*EXCERPTED PASSAGE:*
───
[GRASSLIST:1034] Re: Populating fields of one table based on SQL query from another ta ble

Patton, Eric epatton at nrcan.gc.ca
Mon May 8 10:20:02 EDT 2006


David, 

That script may come in handy, thanks for pointing it out. It's funny,
around here, Julian day/time is a much-abused term that is used to refer
only to the particular day of the year in a 365-day sequence. I've given up
trying to explain to people that the true Julian day is the number of days
since 4700 B.P because the misunderstanding has become so entrenched it's
easier just to accept that March 12th of every year is day 071...  ;)

~ Eric. 

-----Original Message-----
From: David Finlayson
To: Hamish
Cc: Patton, Eric; GRASSLIST at baylor.edu
Sent: 5/5/2006 12:51 PM
Subject: Re: [GRASSLIST:1002] Re: Populating fields of one table based on
SQL query from another ta ble

I'm proud of a little script I wrote that can extract dates from
tabular data and convert them into alternative formats. I wrote it to
work a lot like sed, you pipe tabular data into the filter and it
converts the date into another format on stdout. Works great for time
series stuff.

I find it really useful to convert time stamps in conventional date
formats into something called a Julian day. This is a monotonically
increasing day number used by astronomers that starts at around -4700
B.C. and has been increasing ever since. It simplifies date math to
addition and subtraction. It has the advantage over day-of-year
schemes in that there is a UNIQUE number for each day, so you can
still figure out if the data were collected on a Monday in spring (for
example).
───
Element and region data
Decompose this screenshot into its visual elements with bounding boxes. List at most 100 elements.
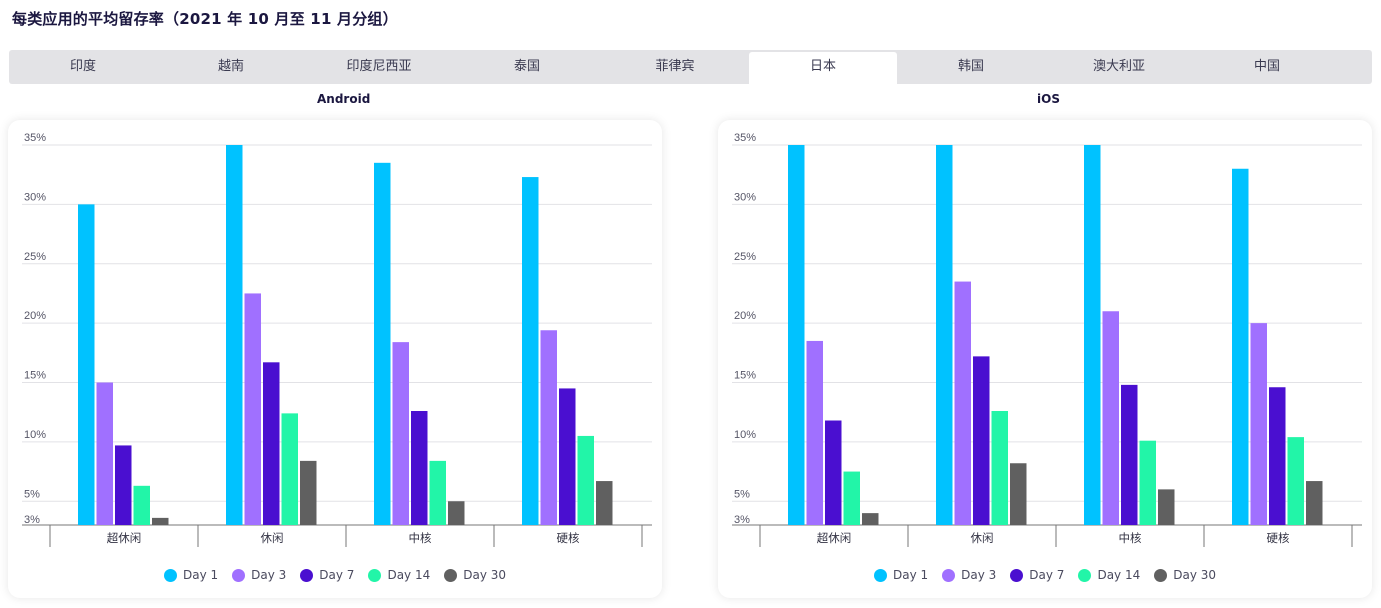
ios-bar-day30-3 [1306,481,1323,525]
page-title: 每类应用的平均留存率（2021 年 10 月至 11 月分组） [12,10,398,28]
android-legend-swatch [163,568,177,582]
android-legend-item: Day 30 [444,568,506,582]
ios-bar-day14-3 [1287,437,1304,525]
ios-bar-day14-2 [1139,440,1156,525]
ios-y-tick-label: 5% [734,488,750,500]
ios-bar-day3-3 [1250,323,1267,525]
ios-legend-swatch [1154,568,1168,582]
ios-legend-item: Day 1 [873,568,929,582]
android-legend-swatch [300,568,314,582]
tab-thailand[interactable]: 泰国 [513,59,540,74]
ios-bar-day1-3 [1232,168,1249,525]
ios-category-label: 超休闲 [817,531,852,545]
android-y-tick-label: 30% [24,191,46,203]
ios-bar-day7-2 [1121,384,1138,525]
ios-legend-swatch [942,568,956,582]
tab-philippines[interactable]: 菲律宾 [655,59,695,74]
tab-vietnam[interactable]: 越南 [217,59,244,74]
android-bar-day7-1 [263,362,280,525]
android-bar-day14-2 [429,460,446,525]
android-bar-day7-3 [559,388,576,525]
ios-bar-day1-1 [936,145,953,525]
android-bar-day14-0 [133,485,150,525]
ios-y-tick-label: 35% [734,132,756,144]
ios-bar-chart: 3% 5% 10% 15% 20% 25% 30% 35% 超休闲 休闲 中核 硬核 [732,132,1362,547]
ios-bar-day7-3 [1269,387,1286,525]
android-panel-title: Android [317,92,371,106]
android-bar-day30-1 [300,460,317,525]
android-bar-day14-1 [281,413,298,525]
ios-legend-item: Day 14 [1078,568,1140,582]
ios-legend-label: Day 30 [1173,568,1217,582]
ios-legend: Day 1 Day 3 Day 7 Day 14 Day 30 [718,568,1372,582]
android-chart-card: 3% 5% 10% 15% 20% 25% 30% 35% 超休闲 休闲 中核 硬核 Day 1 Day… [8,120,662,598]
android-bar-day3-2 [392,342,409,525]
ios-legend-item: Day 3 [942,568,996,582]
ios-legend-item: Day 30 [1154,568,1216,582]
android-bar-day30-0 [152,517,169,525]
ios-bar-day14-1 [991,411,1008,525]
android-bar-chart: 3% 5% 10% 15% 20% 25% 30% 35% 超休闲 休闲 中核 硬核 [22,132,652,547]
android-y-tick-label: 35% [24,132,46,144]
android-bar-day14-3 [577,435,594,525]
android-legend-item: Day 14 [368,568,430,582]
android-bar-day3-1 [244,293,261,525]
android-y-tick-label: 3% [24,514,40,526]
android-legend-swatch [368,568,382,582]
android-legend-swatch [444,568,458,582]
android-category-label: 硬核 [557,531,580,545]
android-y-tick-label: 20% [24,310,46,322]
ios-y-tick-label: 20% [734,310,756,322]
ios-legend-item: Day 7 [1010,568,1064,582]
android-y-tick-label: 10% [24,429,46,441]
android-bar-day7-0 [115,445,132,525]
tab-japan[interactable]: 日本 [749,52,897,84]
ios-category-label: 硬核 [1267,531,1290,545]
android-bar-day3-3 [540,330,557,525]
android-legend-label: Day 1 [182,568,219,582]
ios-legend-label: Day 14 [1097,568,1141,582]
android-category-label: 中核 [409,531,432,545]
ios-category-label: 休闲 [971,531,994,545]
android-legend-item: Day 1 [163,568,219,582]
ios-bar-day3-0 [806,340,823,525]
android-legend-swatch [232,568,246,582]
ios-y-tick-label: 3% [734,514,750,526]
ios-bar-day14-0 [843,471,860,525]
ios-bar-day1-0 [788,145,805,525]
tab-india[interactable]: 印度 [69,59,96,74]
ios-bar-day3-2 [1102,311,1119,525]
android-bar-day3-0 [96,382,113,525]
android-bar-day30-3 [596,481,613,525]
android-category-label: 超休闲 [107,531,142,545]
tab-korea[interactable]: 韩国 [957,59,984,74]
android-bar-day1-0 [78,204,95,525]
android-legend: Day 1 Day 3 Day 7 Day 14 Day 30 [8,568,662,582]
android-legend-label: Day 3 [251,568,287,582]
ios-legend-label: Day 1 [892,568,929,582]
ios-legend-swatch [1078,568,1092,582]
ios-bar-day30-2 [1158,489,1175,525]
ios-legend-swatch [873,568,887,582]
ios-bar-day1-2 [1084,145,1101,525]
android-bar-day1-3 [522,177,539,525]
ios-legend-label: Day 7 [1029,568,1065,582]
ios-y-tick-label: 25% [734,251,756,263]
tab-australia[interactable]: 澳大利亚 [1092,59,1145,74]
android-category-label: 休闲 [261,531,284,545]
android-bar-day1-2 [374,162,391,525]
ios-bar-day7-1 [973,356,990,525]
ios-bar-day7-0 [825,420,842,525]
ios-bar-day30-0 [862,513,879,525]
android-legend-item: Day 3 [232,568,286,582]
ios-legend-swatch [1010,568,1024,582]
ios-chart-card: 3% 5% 10% 15% 20% 25% 30% 35% 超休闲 休闲 中核 硬核 Day 1 Day… [718,120,1372,598]
android-bar-day30-2 [448,501,465,525]
android-y-tick-label: 5% [24,488,40,500]
android-legend-label: Day 14 [387,568,431,582]
ios-bar-day30-1 [1010,463,1027,525]
tab-china[interactable]: 中国 [1253,59,1280,74]
tab-indonesia[interactable]: 印度尼西亚 [346,59,412,74]
ios-panel-title: iOS [1037,92,1060,106]
android-legend-item: Day 7 [300,568,354,582]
───
*REQUIRED ACTIONS:*
**A)** Condense the paragraph of the mailing-list exchange beginning "I find it really useful" into a brief list, preserving its main facts.
**B)** Answer these questions from the mailing-list exchange:
(i) Which date do people around Eric treat as day 071?
(ii) Which tool was David's script written to work much like?
(iii) When was David's original message sent?
**C)** In the mailing-list exchange, reproduce everything from "I'm proud of" down to "series stuff.", substituting "standard output" for "stdout".
The lines above are not required for this work.

*SOLUTIONS TO THE EXERCISE:*
**A)**
- The writer finds it useful to convert time stamps in conventional date formats into Julian days.
- A Julian day is a monotonically increasing day number used by astronomers, starting around -4700 B.C.
- It reduces date math to addition and subtraction.
- Unlike day-of-year schemes, it gives each day a unique number, so one can still determine, for example, whether data were collected on a Monday in spring.

**B)**
(i) March 12th of every year.
(ii) sed.
(iii) 5/5/2006 at 12:51 PM.

**C)**
I'm proud of a little script I wrote that can extract dates from
tabular data and convert them into alternative formats. I wrote it to
work a lot like sed, you pipe tabular data into the filter and it
converts the date into another format on standard output. Works great for time
series stuff.